» Exercise goal:
Write out the material again word for word, dropping any images it holds.

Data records
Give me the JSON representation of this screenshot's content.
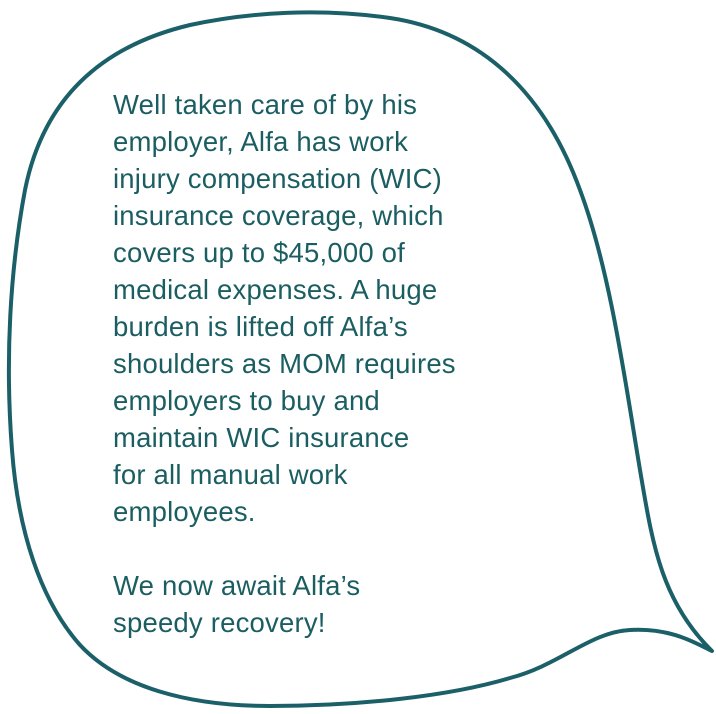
{
  "colors": {
    "outline": "#1b6068",
    "text": "#1b5e62",
    "fill": "#ffffff"
  },
  "bubble": {
    "paragraph1": [
      "Well taken care of by his",
      "employer, Alfa has work",
      "injury compensation (WIC)",
      "insurance coverage, which",
      "covers up to $45,000 of",
      "medical expenses. A huge",
      "burden is lifted off Alfa’s",
      "shoulders as MOM requires",
      "employers to buy and",
      "maintain WIC insurance",
      "for all manual work",
      "employees."
    ],
    "paragraph2": [
      "We now await Alfa’s",
      "speedy recovery!"
    ]
  }
}
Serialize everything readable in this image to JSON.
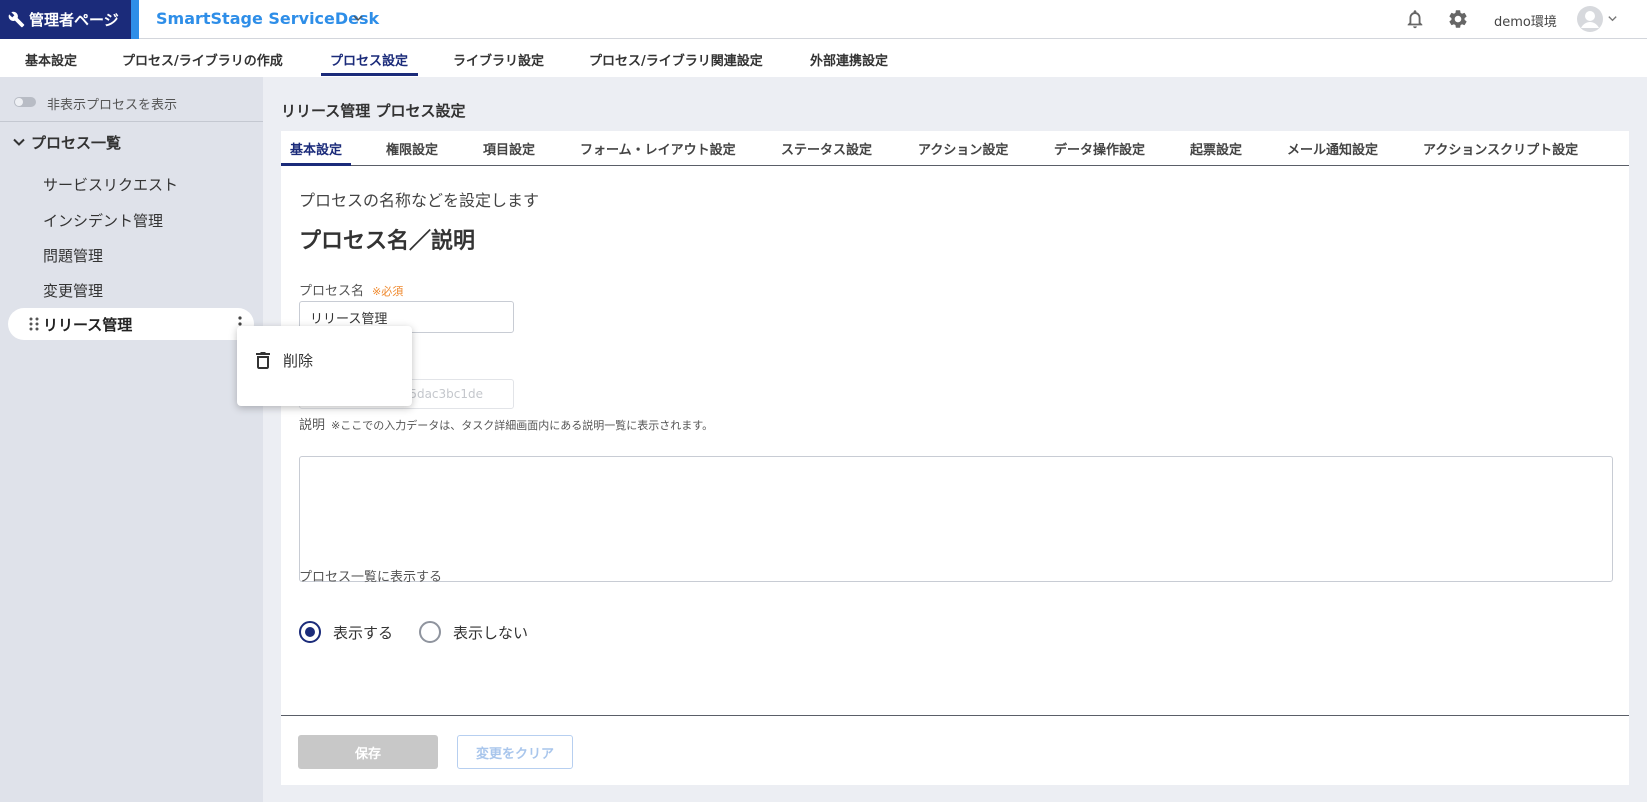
{
  "header": {
    "admin_label": "管理者ページ",
    "app_title": "SmartStage ServiceDesk",
    "environment": "demo環境"
  },
  "main_nav": {
    "tabs": [
      "基本設定",
      "プロセス/ライブラリの作成",
      "プロセス設定",
      "ライブラリ設定",
      "プロセス/ライブラリ関連設定",
      "外部連携設定"
    ],
    "active": "プロセス設定"
  },
  "sidebar": {
    "toggle_label": "非表示プロセスを表示",
    "section_title": "プロセス一覧",
    "items": [
      "サービスリクエスト",
      "インシデント管理",
      "問題管理",
      "変更管理",
      "リリース管理"
    ],
    "selected": "リリース管理"
  },
  "context_menu": {
    "items": [
      "削除"
    ]
  },
  "content": {
    "page_title": "リリース管理 プロセス設定",
    "subtabs": [
      "基本設定",
      "権限設定",
      "項目設定",
      "フォーム・レイアウト設定",
      "ステータス設定",
      "アクション設定",
      "データ操作設定",
      "起票設定",
      "メール通知設定",
      "アクションスクリプト設定"
    ],
    "active_subtab": "基本設定",
    "intro": "プロセスの名称などを設定します",
    "section_title": "プロセス名／説明",
    "process_name_label": "プロセス名",
    "required_mark": "※必須",
    "process_name_value": "リリース管理",
    "process_id_partial": "5dac3bc1de",
    "description_label": "説明",
    "description_note": "※ここでの入力データは、タスク詳細画面内にある説明一覧に表示されます。",
    "description_value": "",
    "show_in_list_label": "プロセス一覧に表示する",
    "radio_show": "表示する",
    "radio_hide": "表示しない",
    "radio_selected": "表示する",
    "save_button": "保存",
    "clear_button": "変更をクリア"
  },
  "colors": {
    "brand_navy": "#1b2b7a",
    "accent_blue": "#2e8ee8",
    "required_orange": "#ef8a2f"
  }
}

» Solution:
Give me the JSON representation of this screenshot's content.
{
  "colors": {
    "outline": "#1b6068",
    "text": "#1b5e62",
    "fill": "#ffffff"
  },
  "bubble": {
    "paragraph1": [
      "Well taken care of by his",
      "employer, Alfa has work",
      "injury compensation (WIC)",
      "insurance coverage, which",
      "covers up to $45,000 of",
      "medical expenses. A huge",
      "burden is lifted off Alfa’s",
      "shoulders as MOM requires",
      "employers to buy and",
      "maintain WIC insurance",
      "for all manual work",
      "employees."
    ],
    "paragraph2": [
      "We now await Alfa’s",
      "speedy recovery!"
    ]
  }
}
Serialize everything readable in this image to JSON.
{
  "header": {
    "admin_label": "管理者ページ",
    "app_title": "SmartStage ServiceDesk",
    "environment": "demo環境"
  },
  "main_nav": {
    "tabs": [
      "基本設定",
      "プロセス/ライブラリの作成",
      "プロセス設定",
      "ライブラリ設定",
      "プロセス/ライブラリ関連設定",
      "外部連携設定"
    ],
    "active": "プロセス設定"
  },
  "sidebar": {
    "toggle_label": "非表示プロセスを表示",
    "section_title": "プロセス一覧",
    "items": [
      "サービスリクエスト",
      "インシデント管理",
      "問題管理",
      "変更管理",
      "リリース管理"
    ],
    "selected": "リリース管理"
  },
  "context_menu": {
    "items": [
      "削除"
    ]
  },
  "content": {
    "page_title": "リリース管理 プロセス設定",
    "subtabs": [
      "基本設定",
      "権限設定",
      "項目設定",
      "フォーム・レイアウト設定",
      "ステータス設定",
      "アクション設定",
      "データ操作設定",
      "起票設定",
      "メール通知設定",
      "アクションスクリプト設定"
    ],
    "active_subtab": "基本設定",
    "intro": "プロセスの名称などを設定します",
    "section_title": "プロセス名／説明",
    "process_name_label": "プロセス名",
    "required_mark": "※必須",
    "process_name_value": "リリース管理",
    "process_id_partial": "5dac3bc1de",
    "description_label": "説明",
    "description_note": "※ここでの入力データは、タスク詳細画面内にある説明一覧に表示されます。",
    "description_value": "",
    "show_in_list_label": "プロセス一覧に表示する",
    "radio_show": "表示する",
    "radio_hide": "表示しない",
    "radio_selected": "表示する",
    "save_button": "保存",
    "clear_button": "変更をクリア"
  },
  "colors": {
    "brand_navy": "#1b2b7a",
    "accent_blue": "#2e8ee8",
    "required_orange": "#ef8a2f"
  }
}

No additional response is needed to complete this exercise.